*DIRECTION*: Scan the entries below and report only how many lines contain "ready".

*A block of data*:
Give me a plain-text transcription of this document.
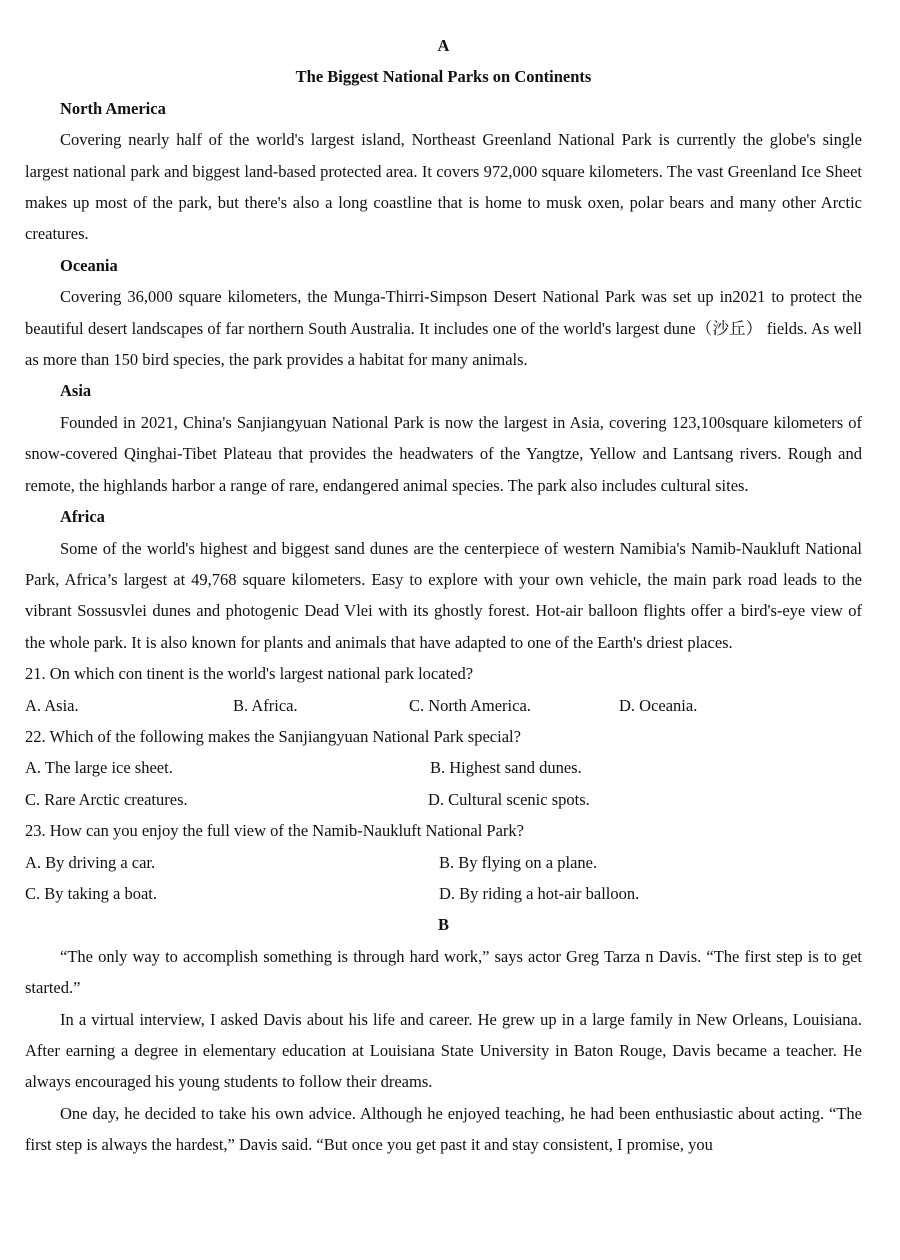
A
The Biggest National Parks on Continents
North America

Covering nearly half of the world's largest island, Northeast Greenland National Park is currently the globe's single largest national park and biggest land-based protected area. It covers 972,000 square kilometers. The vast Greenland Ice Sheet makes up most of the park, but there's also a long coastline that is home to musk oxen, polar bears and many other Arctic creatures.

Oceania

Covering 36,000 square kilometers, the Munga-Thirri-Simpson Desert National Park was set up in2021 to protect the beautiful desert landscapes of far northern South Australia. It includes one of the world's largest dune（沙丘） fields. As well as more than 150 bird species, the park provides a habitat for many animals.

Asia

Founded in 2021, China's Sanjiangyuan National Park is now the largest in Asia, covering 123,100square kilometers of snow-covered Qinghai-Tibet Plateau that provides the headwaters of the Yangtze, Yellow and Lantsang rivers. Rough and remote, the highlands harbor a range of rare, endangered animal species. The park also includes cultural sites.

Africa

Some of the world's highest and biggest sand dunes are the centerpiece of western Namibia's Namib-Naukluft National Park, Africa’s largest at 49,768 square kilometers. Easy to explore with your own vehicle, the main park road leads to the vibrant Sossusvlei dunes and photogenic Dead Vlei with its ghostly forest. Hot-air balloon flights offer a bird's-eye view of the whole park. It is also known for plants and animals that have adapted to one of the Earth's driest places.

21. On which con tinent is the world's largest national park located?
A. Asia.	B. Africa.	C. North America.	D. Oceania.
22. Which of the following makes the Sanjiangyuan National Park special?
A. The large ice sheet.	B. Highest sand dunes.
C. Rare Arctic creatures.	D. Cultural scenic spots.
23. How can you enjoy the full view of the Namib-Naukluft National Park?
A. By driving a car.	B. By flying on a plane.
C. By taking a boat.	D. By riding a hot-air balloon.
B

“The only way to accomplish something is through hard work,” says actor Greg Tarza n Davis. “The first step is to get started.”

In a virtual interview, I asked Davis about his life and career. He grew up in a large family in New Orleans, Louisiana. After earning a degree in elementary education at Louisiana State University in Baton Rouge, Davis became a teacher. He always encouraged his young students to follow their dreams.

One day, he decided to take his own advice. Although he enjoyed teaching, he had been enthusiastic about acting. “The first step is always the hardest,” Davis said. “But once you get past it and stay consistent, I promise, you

* * *

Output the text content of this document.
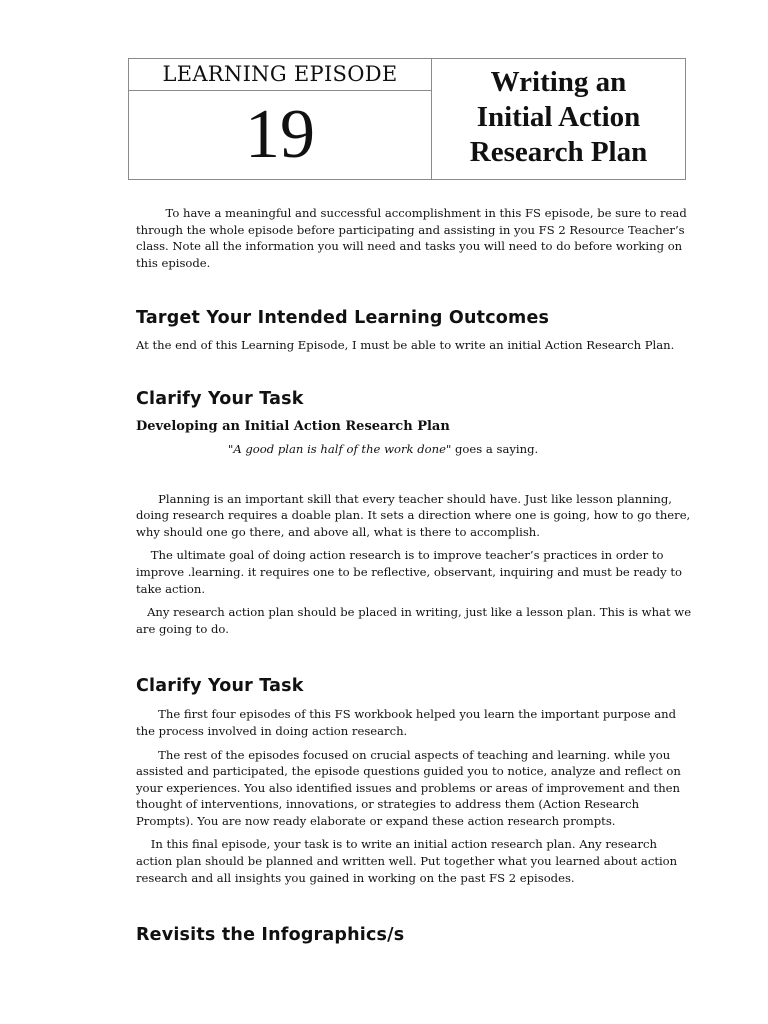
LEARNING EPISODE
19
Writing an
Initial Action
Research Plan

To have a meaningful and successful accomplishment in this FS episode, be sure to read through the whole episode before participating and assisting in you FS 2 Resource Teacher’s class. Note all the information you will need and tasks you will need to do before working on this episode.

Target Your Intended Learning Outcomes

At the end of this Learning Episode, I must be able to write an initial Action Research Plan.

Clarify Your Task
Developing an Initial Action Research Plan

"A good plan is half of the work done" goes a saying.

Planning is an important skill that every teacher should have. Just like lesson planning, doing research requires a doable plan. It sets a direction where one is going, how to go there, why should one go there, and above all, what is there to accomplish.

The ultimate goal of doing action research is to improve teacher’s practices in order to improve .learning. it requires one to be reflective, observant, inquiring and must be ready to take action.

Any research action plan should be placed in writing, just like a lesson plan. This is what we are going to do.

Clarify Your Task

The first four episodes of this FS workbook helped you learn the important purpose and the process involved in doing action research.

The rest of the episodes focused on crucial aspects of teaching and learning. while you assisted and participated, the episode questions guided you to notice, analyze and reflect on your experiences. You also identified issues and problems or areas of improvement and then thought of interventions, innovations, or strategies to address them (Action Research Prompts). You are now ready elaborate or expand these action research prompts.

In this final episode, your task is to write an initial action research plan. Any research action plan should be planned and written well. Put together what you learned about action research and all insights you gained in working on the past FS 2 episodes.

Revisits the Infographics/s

---

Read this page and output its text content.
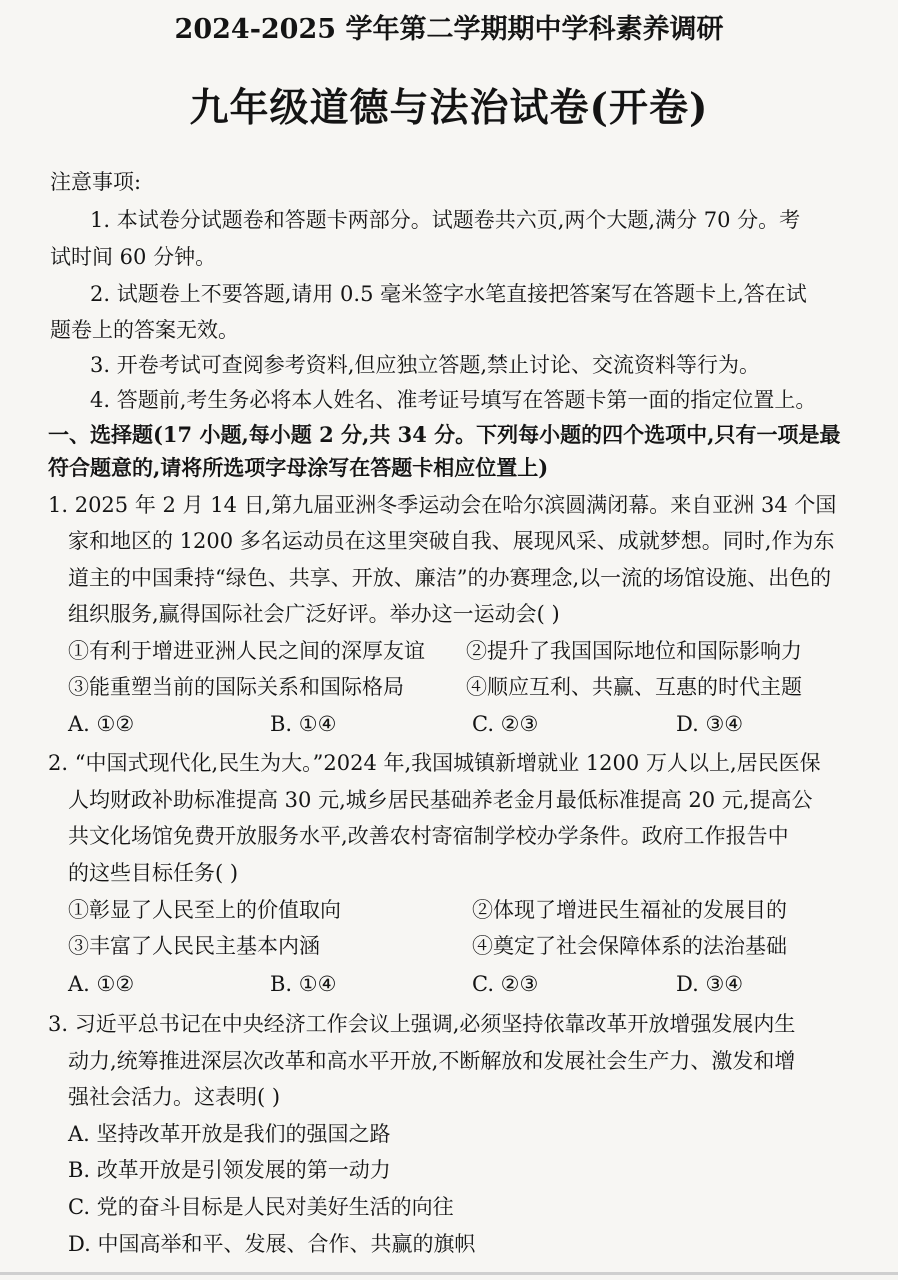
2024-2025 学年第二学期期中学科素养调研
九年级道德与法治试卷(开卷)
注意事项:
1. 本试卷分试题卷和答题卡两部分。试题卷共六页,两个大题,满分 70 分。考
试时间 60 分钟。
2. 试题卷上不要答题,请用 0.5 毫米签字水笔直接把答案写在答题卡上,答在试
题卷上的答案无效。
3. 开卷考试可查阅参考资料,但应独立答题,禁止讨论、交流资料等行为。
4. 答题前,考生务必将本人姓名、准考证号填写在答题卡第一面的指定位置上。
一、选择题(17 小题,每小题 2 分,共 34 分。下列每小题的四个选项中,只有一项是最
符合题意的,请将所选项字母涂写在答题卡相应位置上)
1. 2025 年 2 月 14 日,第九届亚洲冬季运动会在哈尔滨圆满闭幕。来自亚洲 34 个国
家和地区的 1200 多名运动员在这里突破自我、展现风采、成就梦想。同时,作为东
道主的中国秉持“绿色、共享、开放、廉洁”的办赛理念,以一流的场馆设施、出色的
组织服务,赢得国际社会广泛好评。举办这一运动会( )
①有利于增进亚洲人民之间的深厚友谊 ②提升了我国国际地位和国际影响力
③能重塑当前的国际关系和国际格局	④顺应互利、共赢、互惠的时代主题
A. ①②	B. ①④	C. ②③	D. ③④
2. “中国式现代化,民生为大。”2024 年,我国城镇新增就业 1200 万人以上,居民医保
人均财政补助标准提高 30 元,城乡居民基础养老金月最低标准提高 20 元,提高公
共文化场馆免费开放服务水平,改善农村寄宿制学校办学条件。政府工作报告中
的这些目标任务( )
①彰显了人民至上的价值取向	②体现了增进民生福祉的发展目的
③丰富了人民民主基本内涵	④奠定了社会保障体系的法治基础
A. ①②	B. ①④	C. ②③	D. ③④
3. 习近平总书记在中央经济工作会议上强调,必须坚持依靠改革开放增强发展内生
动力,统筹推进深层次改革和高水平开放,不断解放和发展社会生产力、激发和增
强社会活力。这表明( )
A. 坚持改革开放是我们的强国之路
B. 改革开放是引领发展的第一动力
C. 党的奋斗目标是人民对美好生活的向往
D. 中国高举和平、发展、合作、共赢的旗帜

*SOLVED PROBLEM*: 2